EXERCISE ▸ Copy every record below exactly.

RECORDS SUPPLIED ▸
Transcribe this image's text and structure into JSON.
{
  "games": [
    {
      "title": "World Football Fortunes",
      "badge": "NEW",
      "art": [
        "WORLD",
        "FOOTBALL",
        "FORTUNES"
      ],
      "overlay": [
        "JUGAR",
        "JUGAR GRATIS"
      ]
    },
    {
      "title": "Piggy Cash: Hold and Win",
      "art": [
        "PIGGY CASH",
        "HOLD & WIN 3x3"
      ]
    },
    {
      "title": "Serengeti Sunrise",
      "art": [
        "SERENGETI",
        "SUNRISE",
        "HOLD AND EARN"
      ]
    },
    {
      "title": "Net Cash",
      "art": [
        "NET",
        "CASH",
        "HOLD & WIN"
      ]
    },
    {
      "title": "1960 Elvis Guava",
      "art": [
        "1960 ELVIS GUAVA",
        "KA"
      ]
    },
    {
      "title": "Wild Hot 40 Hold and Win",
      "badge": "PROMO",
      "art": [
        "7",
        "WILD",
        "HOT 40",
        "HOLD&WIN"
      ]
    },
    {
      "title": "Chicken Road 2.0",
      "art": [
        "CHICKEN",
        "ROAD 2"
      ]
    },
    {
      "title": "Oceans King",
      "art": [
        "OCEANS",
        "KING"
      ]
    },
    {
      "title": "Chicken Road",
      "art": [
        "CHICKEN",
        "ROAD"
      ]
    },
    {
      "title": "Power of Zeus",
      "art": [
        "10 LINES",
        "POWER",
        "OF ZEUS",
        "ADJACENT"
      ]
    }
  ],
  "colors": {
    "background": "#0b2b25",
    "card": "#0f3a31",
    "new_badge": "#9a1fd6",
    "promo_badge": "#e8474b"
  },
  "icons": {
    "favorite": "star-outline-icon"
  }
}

WRITTEN REPLY ▸
Transcribe this image's text and structure into JSON.
{
  "games": [
    {
      "title": "World Football Fortunes",
      "badge": "NEW",
      "art": [
        "WORLD",
        "FOOTBALL",
        "FORTUNES"
      ],
      "overlay": [
        "JUGAR",
        "JUGAR GRATIS"
      ]
    },
    {
      "title": "Piggy Cash: Hold and Win",
      "art": [
        "PIGGY CASH",
        "HOLD & WIN 3x3"
      ]
    },
    {
      "title": "Serengeti Sunrise",
      "art": [
        "SERENGETI",
        "SUNRISE",
        "HOLD AND EARN"
      ]
    },
    {
      "title": "Net Cash",
      "art": [
        "NET",
        "CASH",
        "HOLD & WIN"
      ]
    },
    {
      "title": "1960 Elvis Guava",
      "art": [
        "1960 ELVIS GUAVA",
        "KA"
      ]
    },
    {
      "title": "Wild Hot 40 Hold and Win",
      "badge": "PROMO",
      "art": [
        "7",
        "WILD",
        "HOT 40",
        "HOLD&WIN"
      ]
    },
    {
      "title": "Chicken Road 2.0",
      "art": [
        "CHICKEN",
        "ROAD 2"
      ]
    },
    {
      "title": "Oceans King",
      "art": [
        "OCEANS",
        "KING"
      ]
    },
    {
      "title": "Chicken Road",
      "art": [
        "CHICKEN",
        "ROAD"
      ]
    },
    {
      "title": "Power of Zeus",
      "art": [
        "10 LINES",
        "POWER",
        "OF ZEUS",
        "ADJACENT"
      ]
    }
  ],
  "colors": {
    "background": "#0b2b25",
    "card": "#0f3a31",
    "new_badge": "#9a1fd6",
    "promo_badge": "#e8474b"
  },
  "icons": {
    "favorite": "star-outline-icon"
  }
}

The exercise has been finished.